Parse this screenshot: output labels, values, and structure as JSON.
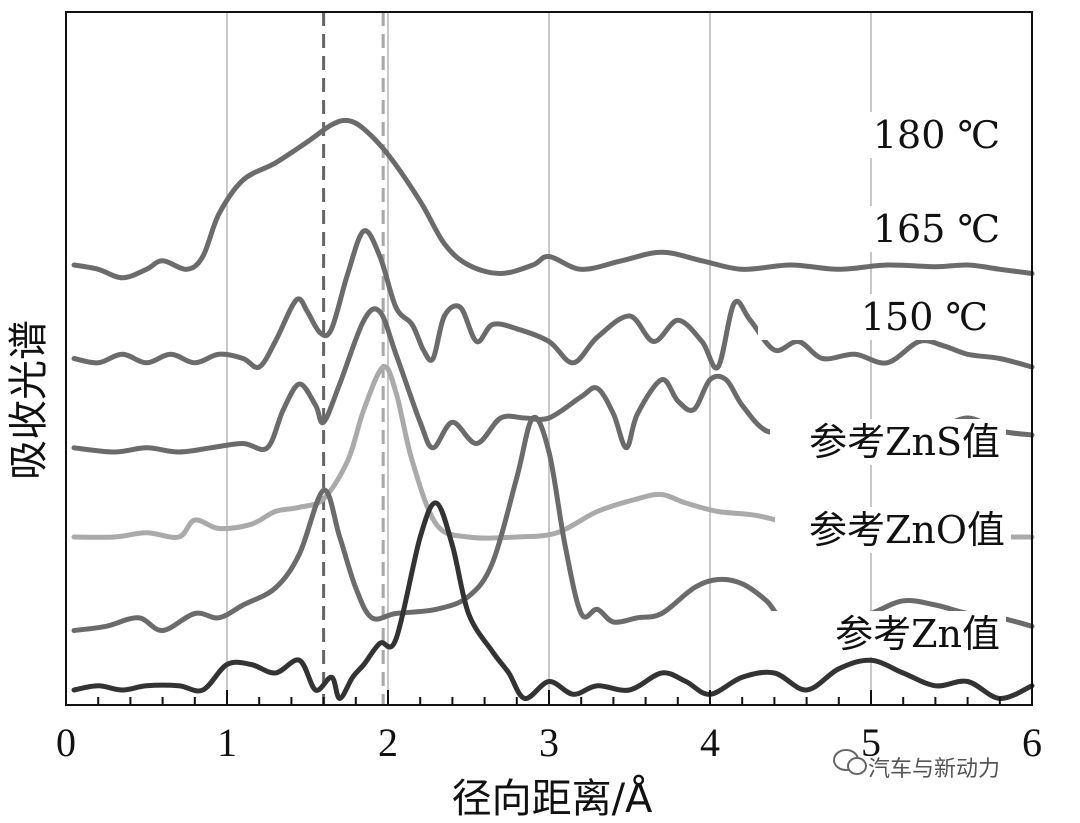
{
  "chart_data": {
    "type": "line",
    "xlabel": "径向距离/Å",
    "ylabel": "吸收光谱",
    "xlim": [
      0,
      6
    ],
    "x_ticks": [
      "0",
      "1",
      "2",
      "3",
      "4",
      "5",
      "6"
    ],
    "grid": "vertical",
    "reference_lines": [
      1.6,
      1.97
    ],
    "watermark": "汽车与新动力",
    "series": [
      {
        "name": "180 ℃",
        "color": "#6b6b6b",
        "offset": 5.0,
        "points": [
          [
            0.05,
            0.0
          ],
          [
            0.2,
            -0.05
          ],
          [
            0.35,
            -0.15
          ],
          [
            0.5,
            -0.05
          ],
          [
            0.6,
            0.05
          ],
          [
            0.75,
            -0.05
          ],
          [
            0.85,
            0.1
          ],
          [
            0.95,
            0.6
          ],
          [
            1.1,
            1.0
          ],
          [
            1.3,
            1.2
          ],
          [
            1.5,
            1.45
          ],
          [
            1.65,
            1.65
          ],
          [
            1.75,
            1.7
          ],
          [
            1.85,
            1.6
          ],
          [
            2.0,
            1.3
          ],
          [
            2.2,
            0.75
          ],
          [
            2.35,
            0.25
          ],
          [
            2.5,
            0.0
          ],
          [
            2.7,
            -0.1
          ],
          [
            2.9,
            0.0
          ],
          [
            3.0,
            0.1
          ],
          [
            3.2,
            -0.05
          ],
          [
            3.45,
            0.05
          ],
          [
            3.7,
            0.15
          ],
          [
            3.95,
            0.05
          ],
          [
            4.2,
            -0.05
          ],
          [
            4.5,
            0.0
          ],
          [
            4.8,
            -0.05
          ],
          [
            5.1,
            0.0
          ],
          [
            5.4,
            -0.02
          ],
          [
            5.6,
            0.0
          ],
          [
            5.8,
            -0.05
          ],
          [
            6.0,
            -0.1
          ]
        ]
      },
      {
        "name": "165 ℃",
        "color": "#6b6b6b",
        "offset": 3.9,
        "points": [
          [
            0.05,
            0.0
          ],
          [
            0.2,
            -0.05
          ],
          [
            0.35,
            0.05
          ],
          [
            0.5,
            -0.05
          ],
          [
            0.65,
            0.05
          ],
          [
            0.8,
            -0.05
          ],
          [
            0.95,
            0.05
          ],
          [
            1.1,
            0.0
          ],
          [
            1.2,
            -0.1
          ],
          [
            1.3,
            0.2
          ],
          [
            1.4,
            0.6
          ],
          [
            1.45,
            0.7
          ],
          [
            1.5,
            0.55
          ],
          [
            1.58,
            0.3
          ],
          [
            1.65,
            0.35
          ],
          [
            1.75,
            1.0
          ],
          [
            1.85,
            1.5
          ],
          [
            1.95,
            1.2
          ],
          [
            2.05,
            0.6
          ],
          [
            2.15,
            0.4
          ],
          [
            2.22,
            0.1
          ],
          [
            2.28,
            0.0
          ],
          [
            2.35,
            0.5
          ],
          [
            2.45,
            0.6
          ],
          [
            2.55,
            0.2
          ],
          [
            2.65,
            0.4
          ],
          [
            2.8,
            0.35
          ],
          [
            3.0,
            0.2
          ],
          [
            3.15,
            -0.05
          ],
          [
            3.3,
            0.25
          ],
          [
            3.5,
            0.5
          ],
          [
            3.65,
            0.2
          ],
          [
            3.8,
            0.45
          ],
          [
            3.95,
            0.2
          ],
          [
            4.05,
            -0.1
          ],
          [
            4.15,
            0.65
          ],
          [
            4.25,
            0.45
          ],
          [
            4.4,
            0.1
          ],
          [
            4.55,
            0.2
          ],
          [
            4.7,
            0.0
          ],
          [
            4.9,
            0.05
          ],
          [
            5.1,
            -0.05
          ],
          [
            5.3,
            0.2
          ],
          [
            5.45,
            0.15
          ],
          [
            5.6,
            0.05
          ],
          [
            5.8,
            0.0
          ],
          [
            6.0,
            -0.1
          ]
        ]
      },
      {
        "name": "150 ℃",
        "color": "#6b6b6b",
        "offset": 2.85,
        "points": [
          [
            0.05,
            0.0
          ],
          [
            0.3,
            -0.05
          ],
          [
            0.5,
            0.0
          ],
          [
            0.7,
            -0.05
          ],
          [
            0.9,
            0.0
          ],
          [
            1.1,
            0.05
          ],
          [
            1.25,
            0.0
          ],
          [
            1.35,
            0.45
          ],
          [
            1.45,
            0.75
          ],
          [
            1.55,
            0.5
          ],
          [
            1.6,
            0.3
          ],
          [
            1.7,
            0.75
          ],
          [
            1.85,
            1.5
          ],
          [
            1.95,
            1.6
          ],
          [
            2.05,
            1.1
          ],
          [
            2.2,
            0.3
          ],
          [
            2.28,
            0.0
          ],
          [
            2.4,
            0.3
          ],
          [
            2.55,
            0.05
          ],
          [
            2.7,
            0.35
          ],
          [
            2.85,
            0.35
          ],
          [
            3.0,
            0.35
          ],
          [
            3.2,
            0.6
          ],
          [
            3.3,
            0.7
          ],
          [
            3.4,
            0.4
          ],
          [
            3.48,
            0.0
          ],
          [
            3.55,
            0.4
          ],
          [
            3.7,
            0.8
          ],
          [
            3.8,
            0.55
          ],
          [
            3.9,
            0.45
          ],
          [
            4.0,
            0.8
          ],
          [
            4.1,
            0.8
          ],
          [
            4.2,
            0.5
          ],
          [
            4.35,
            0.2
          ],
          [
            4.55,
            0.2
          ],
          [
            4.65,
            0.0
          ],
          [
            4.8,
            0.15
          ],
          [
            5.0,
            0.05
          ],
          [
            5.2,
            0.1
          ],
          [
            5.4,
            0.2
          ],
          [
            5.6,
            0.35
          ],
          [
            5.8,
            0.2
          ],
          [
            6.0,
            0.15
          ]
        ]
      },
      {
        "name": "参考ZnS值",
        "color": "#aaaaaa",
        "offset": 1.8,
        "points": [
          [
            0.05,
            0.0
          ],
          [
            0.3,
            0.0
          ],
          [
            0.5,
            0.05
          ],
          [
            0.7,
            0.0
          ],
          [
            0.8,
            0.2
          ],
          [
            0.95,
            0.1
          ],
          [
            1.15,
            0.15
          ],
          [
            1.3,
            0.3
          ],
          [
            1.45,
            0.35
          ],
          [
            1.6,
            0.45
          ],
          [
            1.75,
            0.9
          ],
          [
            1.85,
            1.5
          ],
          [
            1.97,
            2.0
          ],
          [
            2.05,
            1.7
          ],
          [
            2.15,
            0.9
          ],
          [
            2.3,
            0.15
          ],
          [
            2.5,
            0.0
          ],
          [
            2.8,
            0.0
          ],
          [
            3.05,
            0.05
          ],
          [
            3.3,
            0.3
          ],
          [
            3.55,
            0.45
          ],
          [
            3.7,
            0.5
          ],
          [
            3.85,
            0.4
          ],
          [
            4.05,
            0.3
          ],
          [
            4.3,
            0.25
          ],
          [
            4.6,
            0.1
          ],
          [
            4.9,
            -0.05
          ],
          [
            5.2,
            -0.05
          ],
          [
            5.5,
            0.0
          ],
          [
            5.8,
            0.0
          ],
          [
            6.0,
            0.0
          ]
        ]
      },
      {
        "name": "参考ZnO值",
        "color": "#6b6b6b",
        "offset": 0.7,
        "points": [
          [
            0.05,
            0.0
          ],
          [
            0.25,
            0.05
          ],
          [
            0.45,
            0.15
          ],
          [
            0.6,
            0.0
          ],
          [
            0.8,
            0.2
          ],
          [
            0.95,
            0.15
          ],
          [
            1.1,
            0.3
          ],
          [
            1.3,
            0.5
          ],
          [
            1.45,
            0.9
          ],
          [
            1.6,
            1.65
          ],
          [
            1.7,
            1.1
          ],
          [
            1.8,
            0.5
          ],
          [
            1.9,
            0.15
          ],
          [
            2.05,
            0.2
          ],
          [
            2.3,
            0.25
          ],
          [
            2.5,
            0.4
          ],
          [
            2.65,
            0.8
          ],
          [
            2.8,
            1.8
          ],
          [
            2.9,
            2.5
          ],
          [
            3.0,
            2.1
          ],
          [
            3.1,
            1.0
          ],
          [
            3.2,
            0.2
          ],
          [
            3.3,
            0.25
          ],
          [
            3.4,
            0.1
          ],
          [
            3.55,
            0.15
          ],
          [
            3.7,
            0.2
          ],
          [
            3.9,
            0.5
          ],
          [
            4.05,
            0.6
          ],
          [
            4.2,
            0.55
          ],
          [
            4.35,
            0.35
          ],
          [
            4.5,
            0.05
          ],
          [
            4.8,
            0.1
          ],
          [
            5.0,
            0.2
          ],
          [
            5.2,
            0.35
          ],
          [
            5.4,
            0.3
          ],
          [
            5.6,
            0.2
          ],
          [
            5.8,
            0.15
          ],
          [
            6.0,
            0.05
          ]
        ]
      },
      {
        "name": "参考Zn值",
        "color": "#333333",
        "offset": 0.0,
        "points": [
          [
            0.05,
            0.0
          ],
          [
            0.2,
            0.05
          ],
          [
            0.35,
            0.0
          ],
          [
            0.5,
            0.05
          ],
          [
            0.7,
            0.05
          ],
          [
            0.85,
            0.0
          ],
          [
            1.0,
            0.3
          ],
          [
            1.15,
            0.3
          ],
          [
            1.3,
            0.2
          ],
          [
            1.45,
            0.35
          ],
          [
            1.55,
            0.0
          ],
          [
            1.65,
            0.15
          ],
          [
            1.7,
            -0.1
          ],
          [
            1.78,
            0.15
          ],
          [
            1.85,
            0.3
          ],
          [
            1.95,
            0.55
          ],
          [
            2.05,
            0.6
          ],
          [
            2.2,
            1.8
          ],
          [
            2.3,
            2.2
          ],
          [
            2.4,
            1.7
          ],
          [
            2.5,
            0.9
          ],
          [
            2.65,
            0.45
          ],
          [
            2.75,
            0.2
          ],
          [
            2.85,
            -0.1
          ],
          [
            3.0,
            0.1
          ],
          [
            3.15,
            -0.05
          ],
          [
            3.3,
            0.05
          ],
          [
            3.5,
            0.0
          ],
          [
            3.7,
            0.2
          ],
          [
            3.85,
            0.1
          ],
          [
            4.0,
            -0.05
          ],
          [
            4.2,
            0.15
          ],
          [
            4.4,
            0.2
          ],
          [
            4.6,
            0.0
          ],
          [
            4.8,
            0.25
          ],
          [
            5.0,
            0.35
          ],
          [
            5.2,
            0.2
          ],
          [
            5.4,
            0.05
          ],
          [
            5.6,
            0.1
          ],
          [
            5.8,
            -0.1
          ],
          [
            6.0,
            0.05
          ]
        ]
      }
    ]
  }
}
◇ ◇ ◇ ◇ ◇ ◇ ◇
▶ **TASK GOAL**: Wherever the string "offset" appears in the entries above, list that line.

▶ **ANSWER IN FULL**:
        "offset": 5.0,
        "offset": 3.9,
        "offset": 2.85,
        "offset": 1.8,
        "offset": 0.7,
        "offset": 0.0,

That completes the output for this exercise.